(Box annotation data)
☆ ☆ ☆ ☆ ☆ ☆ ☆
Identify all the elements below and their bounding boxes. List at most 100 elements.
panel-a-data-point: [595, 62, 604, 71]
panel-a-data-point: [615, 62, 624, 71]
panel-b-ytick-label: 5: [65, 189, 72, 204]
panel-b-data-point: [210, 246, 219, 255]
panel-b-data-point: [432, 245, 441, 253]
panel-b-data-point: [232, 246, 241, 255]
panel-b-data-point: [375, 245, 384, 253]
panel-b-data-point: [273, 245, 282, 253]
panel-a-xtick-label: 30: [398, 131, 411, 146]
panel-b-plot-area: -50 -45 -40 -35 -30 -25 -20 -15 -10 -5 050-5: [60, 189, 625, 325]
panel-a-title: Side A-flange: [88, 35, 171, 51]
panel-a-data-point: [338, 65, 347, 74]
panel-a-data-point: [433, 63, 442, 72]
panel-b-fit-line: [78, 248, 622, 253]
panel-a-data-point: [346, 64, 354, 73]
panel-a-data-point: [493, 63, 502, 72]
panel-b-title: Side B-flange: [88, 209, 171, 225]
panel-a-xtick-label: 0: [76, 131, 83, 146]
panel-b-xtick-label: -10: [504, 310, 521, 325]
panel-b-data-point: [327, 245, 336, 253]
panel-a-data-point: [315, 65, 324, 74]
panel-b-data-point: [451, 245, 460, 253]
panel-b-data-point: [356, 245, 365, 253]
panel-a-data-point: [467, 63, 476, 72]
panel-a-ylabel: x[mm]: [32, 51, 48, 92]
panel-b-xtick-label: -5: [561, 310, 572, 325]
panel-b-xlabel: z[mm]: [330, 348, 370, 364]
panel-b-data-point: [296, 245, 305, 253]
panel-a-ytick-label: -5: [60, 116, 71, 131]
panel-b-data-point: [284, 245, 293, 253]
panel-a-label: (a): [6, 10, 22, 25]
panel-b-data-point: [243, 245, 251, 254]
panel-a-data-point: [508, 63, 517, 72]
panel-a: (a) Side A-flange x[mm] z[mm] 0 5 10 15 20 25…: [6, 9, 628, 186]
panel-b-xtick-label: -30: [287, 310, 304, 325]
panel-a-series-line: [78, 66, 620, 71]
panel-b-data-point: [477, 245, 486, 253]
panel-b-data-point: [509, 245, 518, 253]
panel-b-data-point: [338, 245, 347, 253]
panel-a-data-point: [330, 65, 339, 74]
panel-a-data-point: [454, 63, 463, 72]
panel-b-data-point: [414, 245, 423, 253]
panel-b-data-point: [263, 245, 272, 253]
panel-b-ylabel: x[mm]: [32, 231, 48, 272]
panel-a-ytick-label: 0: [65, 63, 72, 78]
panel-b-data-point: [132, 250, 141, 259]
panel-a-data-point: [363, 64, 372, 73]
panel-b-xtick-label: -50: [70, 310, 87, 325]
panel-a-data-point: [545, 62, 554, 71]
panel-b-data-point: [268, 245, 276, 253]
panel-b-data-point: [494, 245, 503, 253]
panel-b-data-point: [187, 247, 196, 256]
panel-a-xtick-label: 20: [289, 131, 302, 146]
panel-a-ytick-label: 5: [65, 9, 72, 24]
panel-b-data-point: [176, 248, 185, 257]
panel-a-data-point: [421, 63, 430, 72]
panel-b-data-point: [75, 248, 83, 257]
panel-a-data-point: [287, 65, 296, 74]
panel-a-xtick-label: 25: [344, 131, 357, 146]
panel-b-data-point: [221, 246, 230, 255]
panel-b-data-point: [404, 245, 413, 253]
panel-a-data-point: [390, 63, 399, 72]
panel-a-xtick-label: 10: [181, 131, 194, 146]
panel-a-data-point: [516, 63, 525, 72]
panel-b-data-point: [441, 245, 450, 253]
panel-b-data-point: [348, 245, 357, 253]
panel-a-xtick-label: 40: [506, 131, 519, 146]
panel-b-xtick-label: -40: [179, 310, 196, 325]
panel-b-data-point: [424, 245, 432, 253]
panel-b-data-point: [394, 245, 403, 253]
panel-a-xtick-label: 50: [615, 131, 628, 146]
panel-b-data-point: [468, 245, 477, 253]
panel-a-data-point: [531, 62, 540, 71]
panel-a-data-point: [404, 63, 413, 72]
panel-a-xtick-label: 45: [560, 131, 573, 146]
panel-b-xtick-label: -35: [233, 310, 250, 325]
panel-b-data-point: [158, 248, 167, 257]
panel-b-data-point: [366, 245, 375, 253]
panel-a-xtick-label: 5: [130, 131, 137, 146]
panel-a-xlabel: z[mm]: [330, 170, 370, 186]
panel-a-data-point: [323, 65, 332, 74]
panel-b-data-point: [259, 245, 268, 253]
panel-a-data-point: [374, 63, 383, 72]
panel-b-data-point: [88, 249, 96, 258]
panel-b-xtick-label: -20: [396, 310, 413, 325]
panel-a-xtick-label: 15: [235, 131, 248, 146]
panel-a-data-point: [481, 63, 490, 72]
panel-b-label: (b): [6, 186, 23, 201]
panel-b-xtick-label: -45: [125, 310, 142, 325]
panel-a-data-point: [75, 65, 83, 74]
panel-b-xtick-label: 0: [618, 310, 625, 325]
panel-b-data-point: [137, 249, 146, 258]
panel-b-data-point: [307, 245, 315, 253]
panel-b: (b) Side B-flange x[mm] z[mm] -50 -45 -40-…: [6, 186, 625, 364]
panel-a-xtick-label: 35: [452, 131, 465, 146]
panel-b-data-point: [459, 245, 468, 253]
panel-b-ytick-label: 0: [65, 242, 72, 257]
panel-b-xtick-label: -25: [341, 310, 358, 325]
☆ ☆ ☆ ☆ ☆ ☆ ☆
→ Directions: Please write out the records again with "data-point" switched to "scatter-point" throughout, and leave everything else unchanged.

→ Answer to the exercise:
Identify all the elements below and their bounding boxes. List at most 100 elements.
panel-a-scatter-point: [595, 62, 604, 71]
panel-a-scatter-point: [615, 62, 624, 71]
panel-b-ytick-label: 5: [65, 189, 72, 204]
panel-b-scatter-point: [210, 246, 219, 255]
panel-b-scatter-point: [432, 245, 441, 253]
panel-b-scatter-point: [232, 246, 241, 255]
panel-b-scatter-point: [375, 245, 384, 253]
panel-b-scatter-point: [273, 245, 282, 253]
panel-a-xtick-label: 30: [398, 131, 411, 146]
panel-b-plot-area: -50 -45 -40 -35 -30 -25 -20 -15 -10 -5 050-5: [60, 189, 625, 325]
panel-a-title: Side A-flange: [88, 35, 171, 51]
panel-a-scatter-point: [338, 65, 347, 74]
panel-a-scatter-point: [433, 63, 442, 72]
panel-b-fit-line: [78, 248, 622, 253]
panel-a-scatter-point: [346, 64, 354, 73]
panel-a-scatter-point: [493, 63, 502, 72]
panel-b-title: Side B-flange: [88, 209, 171, 225]
panel-a-xtick-label: 0: [76, 131, 83, 146]
panel-b-xtick-label: -10: [504, 310, 521, 325]
panel-b-scatter-point: [327, 245, 336, 253]
panel-a-scatter-point: [315, 65, 324, 74]
panel-b-scatter-point: [451, 245, 460, 253]
panel-b-scatter-point: [356, 245, 365, 253]
panel-a-scatter-point: [467, 63, 476, 72]
panel-a-ylabel: x[mm]: [32, 51, 48, 92]
panel-b-xtick-label: -5: [561, 310, 572, 325]
panel-b-xlabel: z[mm]: [330, 348, 370, 364]
panel-b-scatter-point: [296, 245, 305, 253]
panel-a-ytick-label: -5: [60, 116, 71, 131]
panel-b-scatter-point: [284, 245, 293, 253]
panel-a-label: (a): [6, 10, 22, 25]
panel-b-scatter-point: [243, 245, 251, 254]
panel-a-scatter-point: [508, 63, 517, 72]
panel-a: (a) Side A-flange x[mm] z[mm] 0 5 10 15 20 25…: [6, 9, 628, 186]
panel-b-xtick-label: -30: [287, 310, 304, 325]
panel-a-series-line: [78, 66, 620, 71]
panel-b-scatter-point: [477, 245, 486, 253]
panel-b-scatter-point: [509, 245, 518, 253]
panel-b-scatter-point: [338, 245, 347, 253]
panel-a-scatter-point: [330, 65, 339, 74]
panel-a-scatter-point: [454, 63, 463, 72]
panel-b-scatter-point: [414, 245, 423, 253]
panel-b-scatter-point: [263, 245, 272, 253]
panel-b-ylabel: x[mm]: [32, 231, 48, 272]
panel-a-ytick-label: 0: [65, 63, 72, 78]
panel-b-scatter-point: [132, 250, 141, 259]
panel-a-scatter-point: [363, 64, 372, 73]
panel-b-xtick-label: -50: [70, 310, 87, 325]
panel-a-scatter-point: [545, 62, 554, 71]
panel-b-scatter-point: [268, 245, 276, 253]
panel-b-scatter-point: [494, 245, 503, 253]
panel-b-scatter-point: [187, 247, 196, 256]
panel-a-xtick-label: 20: [289, 131, 302, 146]
panel-a-ytick-label: 5: [65, 9, 72, 24]
panel-b-scatter-point: [176, 248, 185, 257]
panel-a-scatter-point: [421, 63, 430, 72]
panel-b-scatter-point: [75, 248, 83, 257]
panel-a-scatter-point: [287, 65, 296, 74]
panel-a-xtick-label: 25: [344, 131, 357, 146]
panel-b-scatter-point: [221, 246, 230, 255]
panel-b-scatter-point: [404, 245, 413, 253]
panel-a-scatter-point: [390, 63, 399, 72]
panel-a-xtick-label: 10: [181, 131, 194, 146]
panel-a-scatter-point: [516, 63, 525, 72]
panel-b-scatter-point: [441, 245, 450, 253]
panel-b-scatter-point: [348, 245, 357, 253]
panel-a-xtick-label: 40: [506, 131, 519, 146]
panel-b-xtick-label: -40: [179, 310, 196, 325]
panel-b-scatter-point: [424, 245, 432, 253]
panel-b-scatter-point: [394, 245, 403, 253]
panel-a-xtick-label: 50: [615, 131, 628, 146]
panel-b-scatter-point: [468, 245, 477, 253]
panel-a-scatter-point: [531, 62, 540, 71]
panel-a-scatter-point: [404, 63, 413, 72]
panel-a-xtick-label: 45: [560, 131, 573, 146]
panel-b-xtick-label: -35: [233, 310, 250, 325]
panel-b-scatter-point: [158, 248, 167, 257]
panel-b-scatter-point: [366, 245, 375, 253]
panel-a-xtick-label: 5: [130, 131, 137, 146]
panel-a-xlabel: z[mm]: [330, 170, 370, 186]
panel-a-scatter-point: [323, 65, 332, 74]
panel-b-scatter-point: [259, 245, 268, 253]
panel-a-scatter-point: [374, 63, 383, 72]
panel-b-scatter-point: [88, 249, 96, 258]
panel-b-xtick-label: -20: [396, 310, 413, 325]
panel-a-xtick-label: 15: [235, 131, 248, 146]
panel-a-scatter-point: [481, 63, 490, 72]
panel-b-label: (b): [6, 186, 23, 201]
panel-b-xtick-label: -45: [125, 310, 142, 325]
panel-a-scatter-point: [75, 65, 83, 74]
panel-b-xtick-label: 0: [618, 310, 625, 325]
panel-b-scatter-point: [137, 249, 146, 258]
panel-b-scatter-point: [307, 245, 315, 253]
panel-b: (b) Side B-flange x[mm] z[mm] -50 -45 -40-…: [6, 186, 625, 364]
panel-a-xtick-label: 35: [452, 131, 465, 146]
panel-b-scatter-point: [459, 245, 468, 253]
panel-b-ytick-label: 0: [65, 242, 72, 257]
panel-b-xtick-label: -25: [341, 310, 358, 325]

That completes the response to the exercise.